* Exercise objective *
Tally how many lines of these entries hold the string "structured". Return the number alone.

**** Input ****

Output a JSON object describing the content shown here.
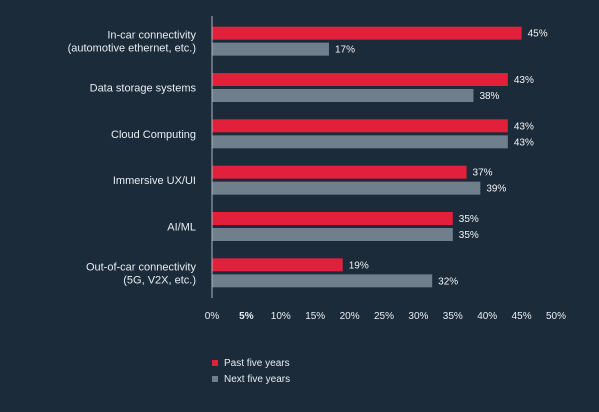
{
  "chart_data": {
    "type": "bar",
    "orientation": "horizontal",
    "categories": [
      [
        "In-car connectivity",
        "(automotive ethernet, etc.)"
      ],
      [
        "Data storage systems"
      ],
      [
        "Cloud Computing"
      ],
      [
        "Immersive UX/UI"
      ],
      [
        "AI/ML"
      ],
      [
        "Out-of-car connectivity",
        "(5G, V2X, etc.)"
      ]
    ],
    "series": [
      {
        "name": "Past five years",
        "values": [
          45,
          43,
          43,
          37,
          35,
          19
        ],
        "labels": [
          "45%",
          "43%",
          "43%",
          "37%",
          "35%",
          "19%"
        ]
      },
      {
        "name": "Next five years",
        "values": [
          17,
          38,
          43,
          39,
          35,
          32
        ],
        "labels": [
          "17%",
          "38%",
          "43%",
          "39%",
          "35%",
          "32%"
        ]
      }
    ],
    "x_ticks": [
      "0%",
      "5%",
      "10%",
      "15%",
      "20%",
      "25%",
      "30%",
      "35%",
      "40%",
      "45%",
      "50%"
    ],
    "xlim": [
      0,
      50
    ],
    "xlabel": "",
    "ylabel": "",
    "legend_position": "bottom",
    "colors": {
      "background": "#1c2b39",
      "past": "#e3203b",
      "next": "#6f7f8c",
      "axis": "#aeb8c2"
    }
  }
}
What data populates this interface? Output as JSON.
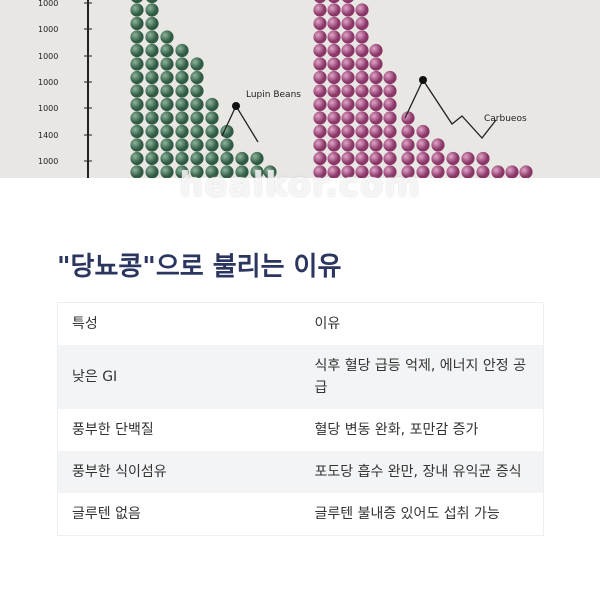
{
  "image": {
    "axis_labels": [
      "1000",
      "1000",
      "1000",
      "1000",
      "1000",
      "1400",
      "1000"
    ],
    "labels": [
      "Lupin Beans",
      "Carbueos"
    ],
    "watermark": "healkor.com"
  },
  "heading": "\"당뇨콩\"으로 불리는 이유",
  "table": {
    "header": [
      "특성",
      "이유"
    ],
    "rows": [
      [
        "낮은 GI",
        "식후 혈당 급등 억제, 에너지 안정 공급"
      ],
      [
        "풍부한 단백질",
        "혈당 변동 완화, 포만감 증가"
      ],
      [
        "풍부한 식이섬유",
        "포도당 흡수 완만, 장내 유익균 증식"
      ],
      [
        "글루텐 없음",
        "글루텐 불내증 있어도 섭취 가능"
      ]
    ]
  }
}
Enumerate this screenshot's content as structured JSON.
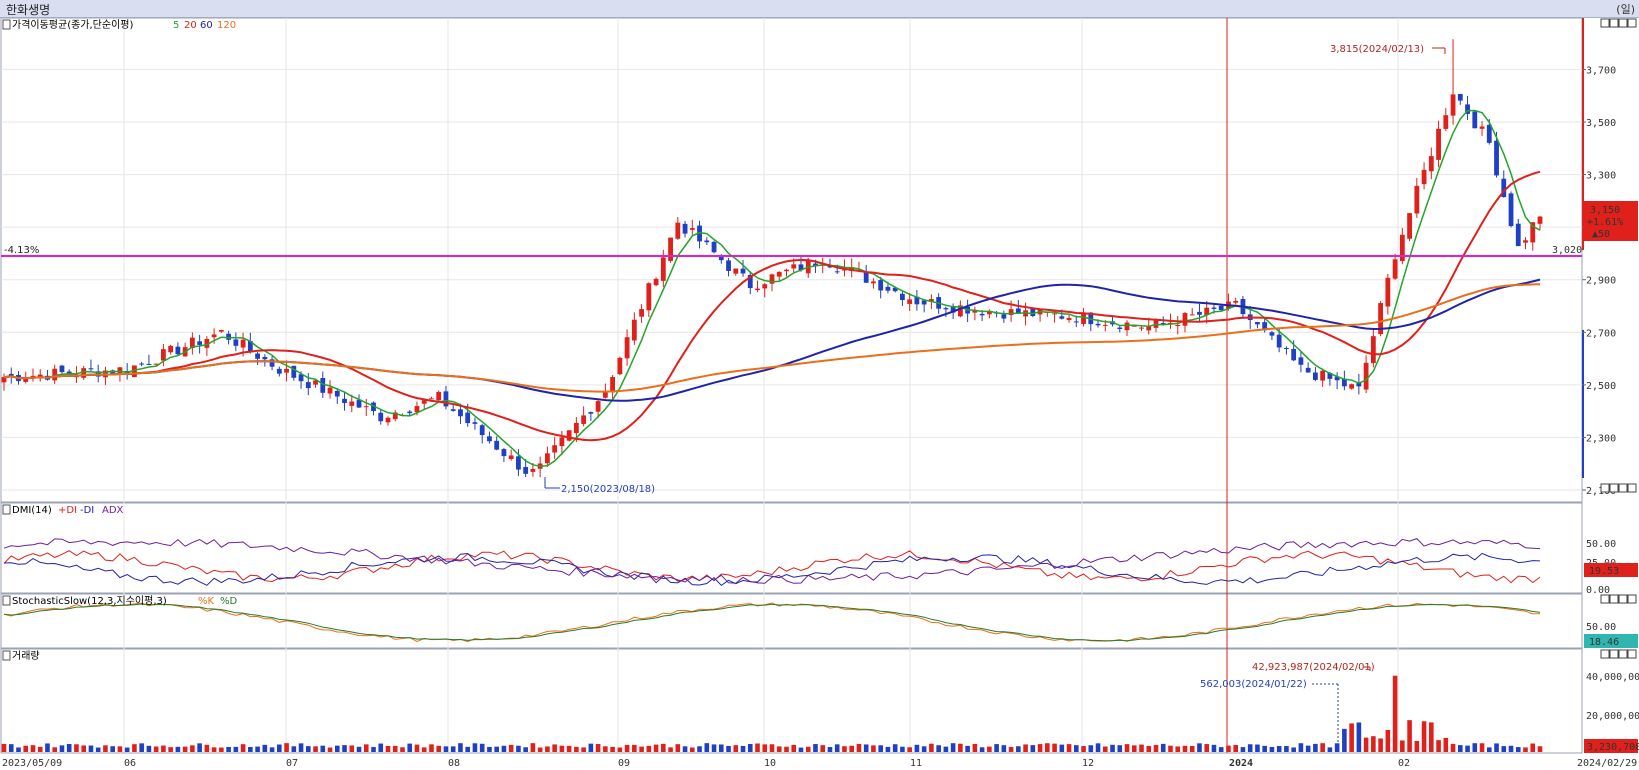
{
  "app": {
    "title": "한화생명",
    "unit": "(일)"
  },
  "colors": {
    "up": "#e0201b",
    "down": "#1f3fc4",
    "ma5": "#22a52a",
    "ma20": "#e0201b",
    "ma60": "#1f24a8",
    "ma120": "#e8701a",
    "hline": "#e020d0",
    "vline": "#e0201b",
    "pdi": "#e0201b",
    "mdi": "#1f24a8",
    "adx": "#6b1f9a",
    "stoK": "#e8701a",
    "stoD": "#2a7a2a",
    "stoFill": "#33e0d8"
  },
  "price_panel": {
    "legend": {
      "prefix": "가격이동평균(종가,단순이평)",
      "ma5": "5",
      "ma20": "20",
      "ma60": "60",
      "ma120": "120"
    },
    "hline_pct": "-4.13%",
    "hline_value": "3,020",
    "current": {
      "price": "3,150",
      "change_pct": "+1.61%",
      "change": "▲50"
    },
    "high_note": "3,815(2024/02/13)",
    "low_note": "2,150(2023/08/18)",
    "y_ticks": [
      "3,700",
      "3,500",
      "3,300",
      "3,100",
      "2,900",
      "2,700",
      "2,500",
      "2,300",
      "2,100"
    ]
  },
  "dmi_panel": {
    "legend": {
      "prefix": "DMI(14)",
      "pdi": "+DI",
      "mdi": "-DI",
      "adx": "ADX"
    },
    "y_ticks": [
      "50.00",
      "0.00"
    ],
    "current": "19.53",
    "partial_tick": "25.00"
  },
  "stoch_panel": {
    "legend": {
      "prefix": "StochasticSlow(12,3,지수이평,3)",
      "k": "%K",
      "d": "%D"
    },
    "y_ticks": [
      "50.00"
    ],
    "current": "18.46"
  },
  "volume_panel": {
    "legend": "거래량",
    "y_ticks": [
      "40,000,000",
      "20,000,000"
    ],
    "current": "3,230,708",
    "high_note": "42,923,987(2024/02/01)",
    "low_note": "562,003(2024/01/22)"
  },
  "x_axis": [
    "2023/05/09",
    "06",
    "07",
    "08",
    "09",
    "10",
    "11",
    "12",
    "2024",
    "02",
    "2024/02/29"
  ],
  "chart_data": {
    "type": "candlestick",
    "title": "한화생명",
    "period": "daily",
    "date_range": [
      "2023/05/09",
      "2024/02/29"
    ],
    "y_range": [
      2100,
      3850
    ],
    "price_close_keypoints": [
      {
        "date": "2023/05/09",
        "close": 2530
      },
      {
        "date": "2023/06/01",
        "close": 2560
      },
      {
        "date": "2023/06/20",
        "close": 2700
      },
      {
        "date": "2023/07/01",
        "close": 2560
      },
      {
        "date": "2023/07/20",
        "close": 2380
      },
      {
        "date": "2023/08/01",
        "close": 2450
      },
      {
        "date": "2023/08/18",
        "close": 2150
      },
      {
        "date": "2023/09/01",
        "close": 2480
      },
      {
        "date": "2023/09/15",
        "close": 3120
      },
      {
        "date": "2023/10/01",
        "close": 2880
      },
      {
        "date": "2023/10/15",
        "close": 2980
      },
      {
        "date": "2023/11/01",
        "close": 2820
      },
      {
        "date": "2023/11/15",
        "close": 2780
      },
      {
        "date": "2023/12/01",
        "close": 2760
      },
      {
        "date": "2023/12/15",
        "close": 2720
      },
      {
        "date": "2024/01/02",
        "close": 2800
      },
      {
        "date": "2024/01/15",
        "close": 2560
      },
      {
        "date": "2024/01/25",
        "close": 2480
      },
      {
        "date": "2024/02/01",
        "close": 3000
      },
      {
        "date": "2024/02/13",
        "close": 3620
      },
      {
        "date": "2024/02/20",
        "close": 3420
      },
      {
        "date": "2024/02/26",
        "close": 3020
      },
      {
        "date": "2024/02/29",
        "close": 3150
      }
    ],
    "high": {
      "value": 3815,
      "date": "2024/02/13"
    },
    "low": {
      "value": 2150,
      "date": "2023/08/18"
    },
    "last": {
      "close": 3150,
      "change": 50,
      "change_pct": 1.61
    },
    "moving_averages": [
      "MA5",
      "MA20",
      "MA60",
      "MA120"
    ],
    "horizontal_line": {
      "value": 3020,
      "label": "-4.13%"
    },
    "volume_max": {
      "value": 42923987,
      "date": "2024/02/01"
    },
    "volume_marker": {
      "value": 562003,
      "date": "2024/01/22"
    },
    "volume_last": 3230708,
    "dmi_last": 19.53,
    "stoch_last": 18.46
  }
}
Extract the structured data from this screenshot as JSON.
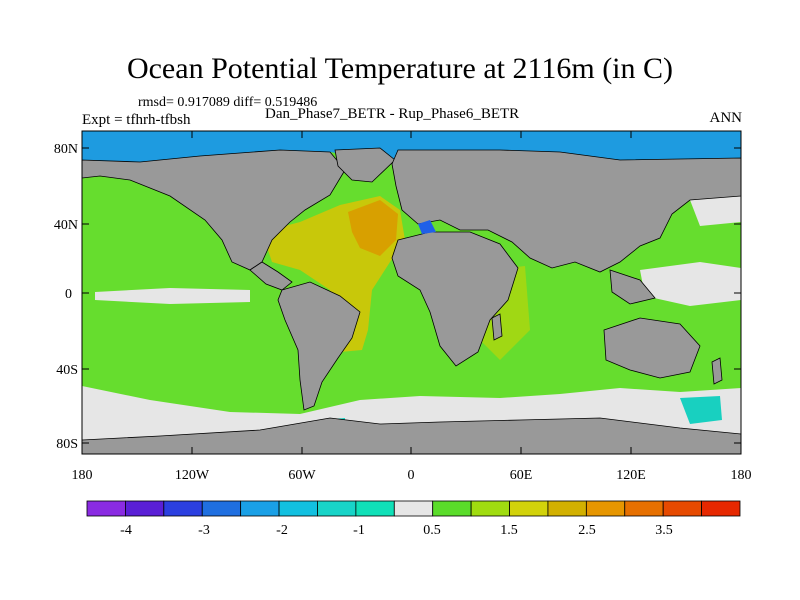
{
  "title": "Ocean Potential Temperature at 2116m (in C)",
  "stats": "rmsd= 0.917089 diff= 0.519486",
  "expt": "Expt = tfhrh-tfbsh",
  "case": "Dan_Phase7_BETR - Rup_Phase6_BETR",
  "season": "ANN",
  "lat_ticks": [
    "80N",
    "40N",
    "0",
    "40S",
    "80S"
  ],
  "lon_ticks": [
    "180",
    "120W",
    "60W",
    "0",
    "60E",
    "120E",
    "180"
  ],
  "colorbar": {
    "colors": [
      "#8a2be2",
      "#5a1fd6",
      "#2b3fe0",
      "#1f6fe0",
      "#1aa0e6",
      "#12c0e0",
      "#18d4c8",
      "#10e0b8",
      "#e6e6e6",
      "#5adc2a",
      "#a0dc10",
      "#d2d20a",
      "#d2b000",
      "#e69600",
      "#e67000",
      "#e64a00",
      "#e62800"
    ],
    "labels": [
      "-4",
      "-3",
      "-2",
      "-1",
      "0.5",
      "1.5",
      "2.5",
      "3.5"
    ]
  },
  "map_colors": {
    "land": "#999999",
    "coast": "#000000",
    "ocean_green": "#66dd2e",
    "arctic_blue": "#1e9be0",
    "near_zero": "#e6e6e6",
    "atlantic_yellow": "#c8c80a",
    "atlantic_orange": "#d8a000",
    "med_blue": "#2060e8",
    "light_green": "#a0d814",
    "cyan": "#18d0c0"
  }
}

****

* Exercise output *
2